--- TASK STATEMENT ---
Of the lines in the listing, how many include the string "full"? Write the number and nothing else.

--- WORKING DATA ---
--- start ---

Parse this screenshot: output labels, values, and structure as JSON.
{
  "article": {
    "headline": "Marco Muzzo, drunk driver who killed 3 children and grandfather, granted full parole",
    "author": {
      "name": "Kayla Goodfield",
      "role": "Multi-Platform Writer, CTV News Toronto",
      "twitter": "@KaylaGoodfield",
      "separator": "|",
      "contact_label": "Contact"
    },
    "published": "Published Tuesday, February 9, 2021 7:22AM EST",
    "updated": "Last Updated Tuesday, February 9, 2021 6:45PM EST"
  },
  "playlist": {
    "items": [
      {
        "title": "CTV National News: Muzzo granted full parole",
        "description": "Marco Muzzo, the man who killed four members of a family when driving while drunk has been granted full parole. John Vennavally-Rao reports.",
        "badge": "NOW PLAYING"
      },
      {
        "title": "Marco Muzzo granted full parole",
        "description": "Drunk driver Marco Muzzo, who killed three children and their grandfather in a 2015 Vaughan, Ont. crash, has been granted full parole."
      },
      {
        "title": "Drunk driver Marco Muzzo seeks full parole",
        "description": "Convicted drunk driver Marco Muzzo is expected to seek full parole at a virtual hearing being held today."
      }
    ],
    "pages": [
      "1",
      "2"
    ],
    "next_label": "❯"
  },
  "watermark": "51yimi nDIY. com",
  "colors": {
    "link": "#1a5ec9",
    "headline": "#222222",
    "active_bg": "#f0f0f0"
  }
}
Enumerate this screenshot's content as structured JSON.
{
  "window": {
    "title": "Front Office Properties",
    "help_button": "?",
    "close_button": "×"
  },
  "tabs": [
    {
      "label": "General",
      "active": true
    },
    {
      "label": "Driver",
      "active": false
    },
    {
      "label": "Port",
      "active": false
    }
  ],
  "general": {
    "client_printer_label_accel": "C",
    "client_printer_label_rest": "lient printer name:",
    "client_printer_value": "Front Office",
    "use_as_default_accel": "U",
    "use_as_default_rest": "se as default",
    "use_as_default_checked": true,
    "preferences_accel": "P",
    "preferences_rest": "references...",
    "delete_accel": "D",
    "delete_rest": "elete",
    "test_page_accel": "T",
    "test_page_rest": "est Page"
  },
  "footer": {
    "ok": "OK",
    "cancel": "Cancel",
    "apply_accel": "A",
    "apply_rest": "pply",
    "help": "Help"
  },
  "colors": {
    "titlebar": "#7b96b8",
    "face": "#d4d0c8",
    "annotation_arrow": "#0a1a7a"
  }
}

--- end ---

--- OUTPUT OF THE EXERCISE ---
7